**Exercise details**
Could you write out the records below exactly as they appear?

**Provided records**
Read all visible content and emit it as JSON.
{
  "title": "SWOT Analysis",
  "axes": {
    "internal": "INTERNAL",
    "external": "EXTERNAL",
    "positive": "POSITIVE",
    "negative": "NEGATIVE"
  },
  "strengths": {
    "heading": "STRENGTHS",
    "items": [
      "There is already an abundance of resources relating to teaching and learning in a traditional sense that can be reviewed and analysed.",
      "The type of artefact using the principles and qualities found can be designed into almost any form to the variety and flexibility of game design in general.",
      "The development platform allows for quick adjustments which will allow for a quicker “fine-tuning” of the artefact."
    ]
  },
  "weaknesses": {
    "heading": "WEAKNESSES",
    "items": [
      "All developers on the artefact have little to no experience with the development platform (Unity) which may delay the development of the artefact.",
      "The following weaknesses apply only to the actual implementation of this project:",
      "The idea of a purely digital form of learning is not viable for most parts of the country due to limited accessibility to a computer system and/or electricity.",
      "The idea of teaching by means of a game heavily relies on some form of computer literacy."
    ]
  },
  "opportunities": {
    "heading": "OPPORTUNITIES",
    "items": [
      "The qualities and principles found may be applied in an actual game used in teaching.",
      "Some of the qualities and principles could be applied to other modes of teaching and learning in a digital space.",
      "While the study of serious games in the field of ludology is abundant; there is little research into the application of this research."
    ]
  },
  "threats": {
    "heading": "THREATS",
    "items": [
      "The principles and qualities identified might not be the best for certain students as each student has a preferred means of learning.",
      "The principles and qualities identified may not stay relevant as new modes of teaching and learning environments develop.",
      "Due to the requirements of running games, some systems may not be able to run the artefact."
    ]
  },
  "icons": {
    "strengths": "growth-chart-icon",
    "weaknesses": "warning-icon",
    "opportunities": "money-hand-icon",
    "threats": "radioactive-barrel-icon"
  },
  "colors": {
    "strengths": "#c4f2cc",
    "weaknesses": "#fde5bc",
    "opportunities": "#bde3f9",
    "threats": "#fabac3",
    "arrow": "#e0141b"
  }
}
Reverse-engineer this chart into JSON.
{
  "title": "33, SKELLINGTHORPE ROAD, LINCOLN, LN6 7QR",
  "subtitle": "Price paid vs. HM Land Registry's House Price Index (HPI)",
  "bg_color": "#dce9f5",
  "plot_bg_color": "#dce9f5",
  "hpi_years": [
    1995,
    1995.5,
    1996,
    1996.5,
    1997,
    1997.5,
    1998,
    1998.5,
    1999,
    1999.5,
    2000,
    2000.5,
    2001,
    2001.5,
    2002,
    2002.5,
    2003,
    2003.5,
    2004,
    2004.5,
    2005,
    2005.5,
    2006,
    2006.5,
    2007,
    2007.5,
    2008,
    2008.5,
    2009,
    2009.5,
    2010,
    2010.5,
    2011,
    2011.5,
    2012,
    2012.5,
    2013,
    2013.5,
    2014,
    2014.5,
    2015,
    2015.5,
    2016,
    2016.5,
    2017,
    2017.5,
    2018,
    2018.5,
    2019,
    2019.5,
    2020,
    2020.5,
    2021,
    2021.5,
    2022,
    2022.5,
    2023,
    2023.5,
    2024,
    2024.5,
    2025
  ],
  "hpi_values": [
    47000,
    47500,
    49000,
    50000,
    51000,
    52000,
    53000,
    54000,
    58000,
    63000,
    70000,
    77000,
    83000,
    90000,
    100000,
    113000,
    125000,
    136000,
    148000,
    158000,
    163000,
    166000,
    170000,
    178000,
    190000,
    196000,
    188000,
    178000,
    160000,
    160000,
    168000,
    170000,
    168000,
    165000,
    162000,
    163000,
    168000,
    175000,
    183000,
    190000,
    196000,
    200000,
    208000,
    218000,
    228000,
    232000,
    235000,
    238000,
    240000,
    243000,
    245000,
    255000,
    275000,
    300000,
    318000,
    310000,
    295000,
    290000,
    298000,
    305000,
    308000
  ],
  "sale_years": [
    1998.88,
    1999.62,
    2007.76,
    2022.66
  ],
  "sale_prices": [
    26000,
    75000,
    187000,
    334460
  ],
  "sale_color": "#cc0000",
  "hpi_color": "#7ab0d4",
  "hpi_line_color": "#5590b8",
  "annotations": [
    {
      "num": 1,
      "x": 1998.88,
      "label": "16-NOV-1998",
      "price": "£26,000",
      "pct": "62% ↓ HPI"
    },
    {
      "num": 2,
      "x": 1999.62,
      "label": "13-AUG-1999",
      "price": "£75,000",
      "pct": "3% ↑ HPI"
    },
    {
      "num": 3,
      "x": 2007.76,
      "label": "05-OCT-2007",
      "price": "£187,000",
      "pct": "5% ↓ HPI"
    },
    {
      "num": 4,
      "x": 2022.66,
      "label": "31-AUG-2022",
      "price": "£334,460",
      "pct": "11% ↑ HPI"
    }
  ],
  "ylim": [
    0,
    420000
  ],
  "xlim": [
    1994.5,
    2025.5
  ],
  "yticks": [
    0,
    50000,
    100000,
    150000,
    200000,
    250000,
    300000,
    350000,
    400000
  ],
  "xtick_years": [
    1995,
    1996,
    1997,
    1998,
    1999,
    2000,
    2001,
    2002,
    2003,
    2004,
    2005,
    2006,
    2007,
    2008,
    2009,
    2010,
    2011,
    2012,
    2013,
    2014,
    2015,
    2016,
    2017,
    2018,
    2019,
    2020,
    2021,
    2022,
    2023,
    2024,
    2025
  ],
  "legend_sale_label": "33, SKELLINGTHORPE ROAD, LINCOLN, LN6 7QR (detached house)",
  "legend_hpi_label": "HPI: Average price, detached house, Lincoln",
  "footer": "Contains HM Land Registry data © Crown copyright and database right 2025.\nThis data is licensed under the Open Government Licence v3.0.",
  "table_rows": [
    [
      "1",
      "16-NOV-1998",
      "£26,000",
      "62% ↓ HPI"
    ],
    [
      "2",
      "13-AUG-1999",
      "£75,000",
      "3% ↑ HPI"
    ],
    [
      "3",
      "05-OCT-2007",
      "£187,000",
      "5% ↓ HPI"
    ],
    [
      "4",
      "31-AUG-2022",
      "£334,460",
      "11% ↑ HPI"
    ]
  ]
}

**Result**
Read all visible content and emit it as JSON.
{
  "title": "SWOT Analysis",
  "axes": {
    "internal": "INTERNAL",
    "external": "EXTERNAL",
    "positive": "POSITIVE",
    "negative": "NEGATIVE"
  },
  "strengths": {
    "heading": "STRENGTHS",
    "items": [
      "There is already an abundance of resources relating to teaching and learning in a traditional sense that can be reviewed and analysed.",
      "The type of artefact using the principles and qualities found can be designed into almost any form to the variety and flexibility of game design in general.",
      "The development platform allows for quick adjustments which will allow for a quicker “fine-tuning” of the artefact."
    ]
  },
  "weaknesses": {
    "heading": "WEAKNESSES",
    "items": [
      "All developers on the artefact have little to no experience with the development platform (Unity) which may delay the development of the artefact.",
      "The following weaknesses apply only to the actual implementation of this project:",
      "The idea of a purely digital form of learning is not viable for most parts of the country due to limited accessibility to a computer system and/or electricity.",
      "The idea of teaching by means of a game heavily relies on some form of computer literacy."
    ]
  },
  "opportunities": {
    "heading": "OPPORTUNITIES",
    "items": [
      "The qualities and principles found may be applied in an actual game used in teaching.",
      "Some of the qualities and principles could be applied to other modes of teaching and learning in a digital space.",
      "While the study of serious games in the field of ludology is abundant; there is little research into the application of this research."
    ]
  },
  "threats": {
    "heading": "THREATS",
    "items": [
      "The principles and qualities identified might not be the best for certain students as each student has a preferred means of learning.",
      "The principles and qualities identified may not stay relevant as new modes of teaching and learning environments develop.",
      "Due to the requirements of running games, some systems may not be able to run the artefact."
    ]
  },
  "icons": {
    "strengths": "growth-chart-icon",
    "weaknesses": "warning-icon",
    "opportunities": "money-hand-icon",
    "threats": "radioactive-barrel-icon"
  },
  "colors": {
    "strengths": "#c4f2cc",
    "weaknesses": "#fde5bc",
    "opportunities": "#bde3f9",
    "threats": "#fabac3",
    "arrow": "#e0141b"
  }
}
Reverse-engineer this chart into JSON.
{
  "title": "33, SKELLINGTHORPE ROAD, LINCOLN, LN6 7QR",
  "subtitle": "Price paid vs. HM Land Registry's House Price Index (HPI)",
  "bg_color": "#dce9f5",
  "plot_bg_color": "#dce9f5",
  "hpi_years": [
    1995,
    1995.5,
    1996,
    1996.5,
    1997,
    1997.5,
    1998,
    1998.5,
    1999,
    1999.5,
    2000,
    2000.5,
    2001,
    2001.5,
    2002,
    2002.5,
    2003,
    2003.5,
    2004,
    2004.5,
    2005,
    2005.5,
    2006,
    2006.5,
    2007,
    2007.5,
    2008,
    2008.5,
    2009,
    2009.5,
    2010,
    2010.5,
    2011,
    2011.5,
    2012,
    2012.5,
    2013,
    2013.5,
    2014,
    2014.5,
    2015,
    2015.5,
    2016,
    2016.5,
    2017,
    2017.5,
    2018,
    2018.5,
    2019,
    2019.5,
    2020,
    2020.5,
    2021,
    2021.5,
    2022,
    2022.5,
    2023,
    2023.5,
    2024,
    2024.5,
    2025
  ],
  "hpi_values": [
    47000,
    47500,
    49000,
    50000,
    51000,
    52000,
    53000,
    54000,
    58000,
    63000,
    70000,
    77000,
    83000,
    90000,
    100000,
    113000,
    125000,
    136000,
    148000,
    158000,
    163000,
    166000,
    170000,
    178000,
    190000,
    196000,
    188000,
    178000,
    160000,
    160000,
    168000,
    170000,
    168000,
    165000,
    162000,
    163000,
    168000,
    175000,
    183000,
    190000,
    196000,
    200000,
    208000,
    218000,
    228000,
    232000,
    235000,
    238000,
    240000,
    243000,
    245000,
    255000,
    275000,
    300000,
    318000,
    310000,
    295000,
    290000,
    298000,
    305000,
    308000
  ],
  "sale_years": [
    1998.88,
    1999.62,
    2007.76,
    2022.66
  ],
  "sale_prices": [
    26000,
    75000,
    187000,
    334460
  ],
  "sale_color": "#cc0000",
  "hpi_color": "#7ab0d4",
  "hpi_line_color": "#5590b8",
  "annotations": [
    {
      "num": 1,
      "x": 1998.88,
      "label": "16-NOV-1998",
      "price": "£26,000",
      "pct": "62% ↓ HPI"
    },
    {
      "num": 2,
      "x": 1999.62,
      "label": "13-AUG-1999",
      "price": "£75,000",
      "pct": "3% ↑ HPI"
    },
    {
      "num": 3,
      "x": 2007.76,
      "label": "05-OCT-2007",
      "price": "£187,000",
      "pct": "5% ↓ HPI"
    },
    {
      "num": 4,
      "x": 2022.66,
      "label": "31-AUG-2022",
      "price": "£334,460",
      "pct": "11% ↑ HPI"
    }
  ],
  "ylim": [
    0,
    420000
  ],
  "xlim": [
    1994.5,
    2025.5
  ],
  "yticks": [
    0,
    50000,
    100000,
    150000,
    200000,
    250000,
    300000,
    350000,
    400000
  ],
  "xtick_years": [
    1995,
    1996,
    1997,
    1998,
    1999,
    2000,
    2001,
    2002,
    2003,
    2004,
    2005,
    2006,
    2007,
    2008,
    2009,
    2010,
    2011,
    2012,
    2013,
    2014,
    2015,
    2016,
    2017,
    2018,
    2019,
    2020,
    2021,
    2022,
    2023,
    2024,
    2025
  ],
  "legend_sale_label": "33, SKELLINGTHORPE ROAD, LINCOLN, LN6 7QR (detached house)",
  "legend_hpi_label": "HPI: Average price, detached house, Lincoln",
  "footer": "Contains HM Land Registry data © Crown copyright and database right 2025.\nThis data is licensed under the Open Government Licence v3.0.",
  "table_rows": [
    [
      "1",
      "16-NOV-1998",
      "£26,000",
      "62% ↓ HPI"
    ],
    [
      "2",
      "13-AUG-1999",
      "£75,000",
      "3% ↑ HPI"
    ],
    [
      "3",
      "05-OCT-2007",
      "£187,000",
      "5% ↓ HPI"
    ],
    [
      "4",
      "31-AUG-2022",
      "£334,460",
      "11% ↑ HPI"
    ]
  ]
}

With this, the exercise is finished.